**What the exercise asks:** Provide nothing beyond the count of lines that include the string "JSON".

[Collected data entries]
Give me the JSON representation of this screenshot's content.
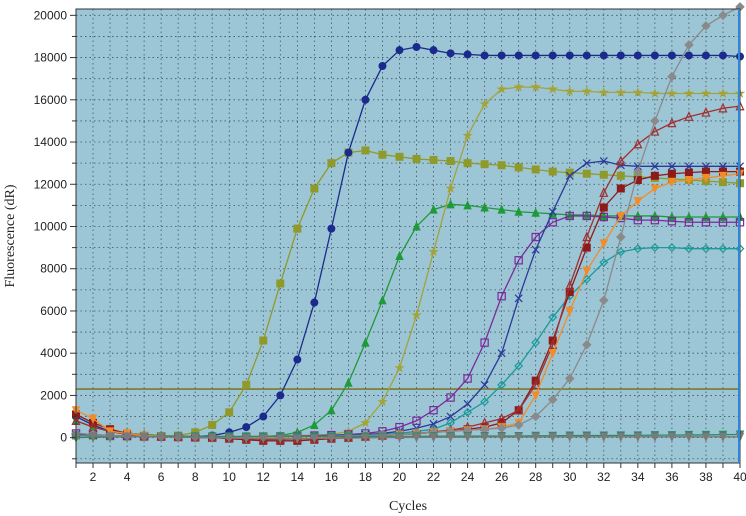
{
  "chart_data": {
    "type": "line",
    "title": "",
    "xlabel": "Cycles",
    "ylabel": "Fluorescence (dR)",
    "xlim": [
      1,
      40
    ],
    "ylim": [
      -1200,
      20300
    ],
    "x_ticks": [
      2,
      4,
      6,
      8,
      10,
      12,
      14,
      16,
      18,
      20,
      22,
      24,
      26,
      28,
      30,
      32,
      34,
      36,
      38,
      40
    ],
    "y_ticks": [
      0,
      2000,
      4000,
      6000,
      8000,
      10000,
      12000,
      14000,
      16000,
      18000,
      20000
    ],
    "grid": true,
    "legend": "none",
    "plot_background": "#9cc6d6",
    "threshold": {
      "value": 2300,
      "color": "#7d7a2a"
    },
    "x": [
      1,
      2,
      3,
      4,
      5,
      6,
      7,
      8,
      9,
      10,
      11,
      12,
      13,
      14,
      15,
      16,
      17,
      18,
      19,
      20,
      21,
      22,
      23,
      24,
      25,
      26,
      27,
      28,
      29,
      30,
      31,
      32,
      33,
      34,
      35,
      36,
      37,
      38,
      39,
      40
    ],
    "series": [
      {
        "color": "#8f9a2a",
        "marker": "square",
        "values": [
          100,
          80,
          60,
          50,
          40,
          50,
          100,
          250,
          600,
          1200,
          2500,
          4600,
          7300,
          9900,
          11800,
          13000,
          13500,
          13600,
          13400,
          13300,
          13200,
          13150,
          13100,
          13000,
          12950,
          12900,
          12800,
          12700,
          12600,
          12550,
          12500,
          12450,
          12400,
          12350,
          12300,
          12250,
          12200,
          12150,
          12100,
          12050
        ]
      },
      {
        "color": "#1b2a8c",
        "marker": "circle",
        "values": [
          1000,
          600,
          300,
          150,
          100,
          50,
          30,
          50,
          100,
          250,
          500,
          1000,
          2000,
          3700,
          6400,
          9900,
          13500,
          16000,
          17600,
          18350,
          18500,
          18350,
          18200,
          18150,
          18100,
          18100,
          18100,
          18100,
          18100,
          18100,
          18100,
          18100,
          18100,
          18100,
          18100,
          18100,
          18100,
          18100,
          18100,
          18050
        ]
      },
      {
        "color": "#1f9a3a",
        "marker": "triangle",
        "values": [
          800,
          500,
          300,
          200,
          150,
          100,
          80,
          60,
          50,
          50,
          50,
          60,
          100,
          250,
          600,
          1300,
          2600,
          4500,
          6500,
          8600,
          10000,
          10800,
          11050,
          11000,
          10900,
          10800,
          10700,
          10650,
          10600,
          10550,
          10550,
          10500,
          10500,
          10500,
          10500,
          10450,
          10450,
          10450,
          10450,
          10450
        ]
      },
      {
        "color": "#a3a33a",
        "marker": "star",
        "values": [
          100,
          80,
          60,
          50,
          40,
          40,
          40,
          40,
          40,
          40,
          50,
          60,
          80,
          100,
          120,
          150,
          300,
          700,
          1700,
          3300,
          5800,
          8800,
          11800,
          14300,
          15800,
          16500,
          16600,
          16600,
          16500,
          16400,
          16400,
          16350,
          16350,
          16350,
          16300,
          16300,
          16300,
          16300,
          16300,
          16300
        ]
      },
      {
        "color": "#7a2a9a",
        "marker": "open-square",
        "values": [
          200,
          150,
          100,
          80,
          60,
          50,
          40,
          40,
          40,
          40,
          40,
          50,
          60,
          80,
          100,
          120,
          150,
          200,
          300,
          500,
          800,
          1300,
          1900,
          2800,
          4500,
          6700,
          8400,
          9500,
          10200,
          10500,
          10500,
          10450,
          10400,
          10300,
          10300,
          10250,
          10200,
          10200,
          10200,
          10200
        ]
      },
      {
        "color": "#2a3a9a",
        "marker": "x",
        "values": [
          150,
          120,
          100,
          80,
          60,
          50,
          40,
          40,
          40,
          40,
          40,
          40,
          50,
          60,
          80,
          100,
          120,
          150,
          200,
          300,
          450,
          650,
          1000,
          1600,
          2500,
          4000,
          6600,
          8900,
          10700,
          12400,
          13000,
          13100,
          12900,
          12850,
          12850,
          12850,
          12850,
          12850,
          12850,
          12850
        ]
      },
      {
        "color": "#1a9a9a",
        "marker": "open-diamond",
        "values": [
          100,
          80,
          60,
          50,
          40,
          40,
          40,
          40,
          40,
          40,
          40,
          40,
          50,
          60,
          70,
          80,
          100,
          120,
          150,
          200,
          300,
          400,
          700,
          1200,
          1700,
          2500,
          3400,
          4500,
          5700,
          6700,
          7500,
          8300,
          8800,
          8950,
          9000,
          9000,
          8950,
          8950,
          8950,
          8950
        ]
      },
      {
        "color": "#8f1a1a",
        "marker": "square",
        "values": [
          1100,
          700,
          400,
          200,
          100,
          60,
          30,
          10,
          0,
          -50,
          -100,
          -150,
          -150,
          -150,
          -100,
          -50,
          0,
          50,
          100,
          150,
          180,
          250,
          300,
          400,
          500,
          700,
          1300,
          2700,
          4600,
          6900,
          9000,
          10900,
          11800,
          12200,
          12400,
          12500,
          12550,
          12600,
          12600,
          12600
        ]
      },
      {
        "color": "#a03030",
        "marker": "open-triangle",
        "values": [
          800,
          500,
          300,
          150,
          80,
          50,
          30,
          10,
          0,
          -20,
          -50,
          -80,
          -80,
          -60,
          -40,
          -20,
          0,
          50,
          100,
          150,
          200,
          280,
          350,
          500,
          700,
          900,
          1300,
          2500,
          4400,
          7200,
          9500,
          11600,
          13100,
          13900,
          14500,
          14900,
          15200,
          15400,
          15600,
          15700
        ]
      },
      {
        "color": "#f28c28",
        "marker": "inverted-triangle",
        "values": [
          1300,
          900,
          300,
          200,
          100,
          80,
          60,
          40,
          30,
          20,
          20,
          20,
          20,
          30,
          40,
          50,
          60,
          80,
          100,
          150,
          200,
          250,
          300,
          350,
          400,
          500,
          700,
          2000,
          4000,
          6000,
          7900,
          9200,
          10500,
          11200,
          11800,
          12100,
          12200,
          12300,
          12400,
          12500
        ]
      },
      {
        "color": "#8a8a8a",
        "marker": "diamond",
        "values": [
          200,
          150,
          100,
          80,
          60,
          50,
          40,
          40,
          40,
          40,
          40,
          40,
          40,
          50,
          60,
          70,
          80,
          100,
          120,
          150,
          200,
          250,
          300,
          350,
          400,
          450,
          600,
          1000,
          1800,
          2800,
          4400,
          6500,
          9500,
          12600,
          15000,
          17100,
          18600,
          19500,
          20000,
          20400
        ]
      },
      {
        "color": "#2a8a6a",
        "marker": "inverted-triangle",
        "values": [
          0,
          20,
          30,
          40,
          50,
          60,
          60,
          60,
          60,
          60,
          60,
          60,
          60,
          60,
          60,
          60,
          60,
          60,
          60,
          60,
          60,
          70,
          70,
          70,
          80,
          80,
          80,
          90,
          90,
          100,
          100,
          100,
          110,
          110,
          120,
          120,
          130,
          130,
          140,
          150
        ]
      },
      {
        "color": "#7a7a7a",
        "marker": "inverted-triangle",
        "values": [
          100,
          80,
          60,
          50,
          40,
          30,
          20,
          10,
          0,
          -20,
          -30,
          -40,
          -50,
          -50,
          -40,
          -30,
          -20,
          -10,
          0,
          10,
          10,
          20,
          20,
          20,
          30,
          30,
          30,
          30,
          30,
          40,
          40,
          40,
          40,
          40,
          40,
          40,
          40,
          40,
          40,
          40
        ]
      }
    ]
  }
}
---
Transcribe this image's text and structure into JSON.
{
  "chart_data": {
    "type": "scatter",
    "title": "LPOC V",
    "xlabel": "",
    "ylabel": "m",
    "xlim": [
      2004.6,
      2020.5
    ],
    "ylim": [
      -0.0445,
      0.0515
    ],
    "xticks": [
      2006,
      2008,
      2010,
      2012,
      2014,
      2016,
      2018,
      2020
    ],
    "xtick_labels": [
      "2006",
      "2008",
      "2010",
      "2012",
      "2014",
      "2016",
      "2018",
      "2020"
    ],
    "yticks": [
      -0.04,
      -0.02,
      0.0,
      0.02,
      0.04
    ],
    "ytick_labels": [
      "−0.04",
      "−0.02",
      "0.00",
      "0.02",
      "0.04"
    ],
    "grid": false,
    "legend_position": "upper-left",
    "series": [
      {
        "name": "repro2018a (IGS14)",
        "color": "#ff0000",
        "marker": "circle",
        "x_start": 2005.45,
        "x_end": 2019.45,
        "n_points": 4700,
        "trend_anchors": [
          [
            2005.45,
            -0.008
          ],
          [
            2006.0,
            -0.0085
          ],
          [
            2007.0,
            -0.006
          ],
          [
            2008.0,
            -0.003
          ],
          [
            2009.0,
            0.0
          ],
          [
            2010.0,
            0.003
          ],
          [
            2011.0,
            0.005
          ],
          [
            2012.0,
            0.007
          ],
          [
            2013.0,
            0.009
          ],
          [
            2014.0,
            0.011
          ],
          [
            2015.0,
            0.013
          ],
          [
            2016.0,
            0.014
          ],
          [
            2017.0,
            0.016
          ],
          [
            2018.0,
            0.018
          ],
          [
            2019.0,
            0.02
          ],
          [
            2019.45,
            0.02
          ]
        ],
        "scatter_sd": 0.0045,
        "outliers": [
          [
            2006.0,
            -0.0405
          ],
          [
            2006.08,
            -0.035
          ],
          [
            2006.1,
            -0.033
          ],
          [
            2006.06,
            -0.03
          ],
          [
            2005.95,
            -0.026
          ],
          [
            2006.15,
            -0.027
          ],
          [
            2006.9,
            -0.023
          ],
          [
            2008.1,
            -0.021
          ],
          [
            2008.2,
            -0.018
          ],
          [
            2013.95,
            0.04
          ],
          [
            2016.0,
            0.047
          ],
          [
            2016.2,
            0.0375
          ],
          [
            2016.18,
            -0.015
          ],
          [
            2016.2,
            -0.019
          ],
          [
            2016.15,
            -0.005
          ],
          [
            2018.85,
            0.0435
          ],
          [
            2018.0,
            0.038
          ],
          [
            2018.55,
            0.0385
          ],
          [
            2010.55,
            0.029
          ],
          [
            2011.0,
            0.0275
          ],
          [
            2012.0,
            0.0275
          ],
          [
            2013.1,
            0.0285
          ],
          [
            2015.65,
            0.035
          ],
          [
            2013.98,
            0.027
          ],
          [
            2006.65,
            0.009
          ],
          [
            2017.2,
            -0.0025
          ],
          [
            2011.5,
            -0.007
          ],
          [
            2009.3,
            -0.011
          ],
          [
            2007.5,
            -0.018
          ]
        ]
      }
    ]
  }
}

**Response:** 2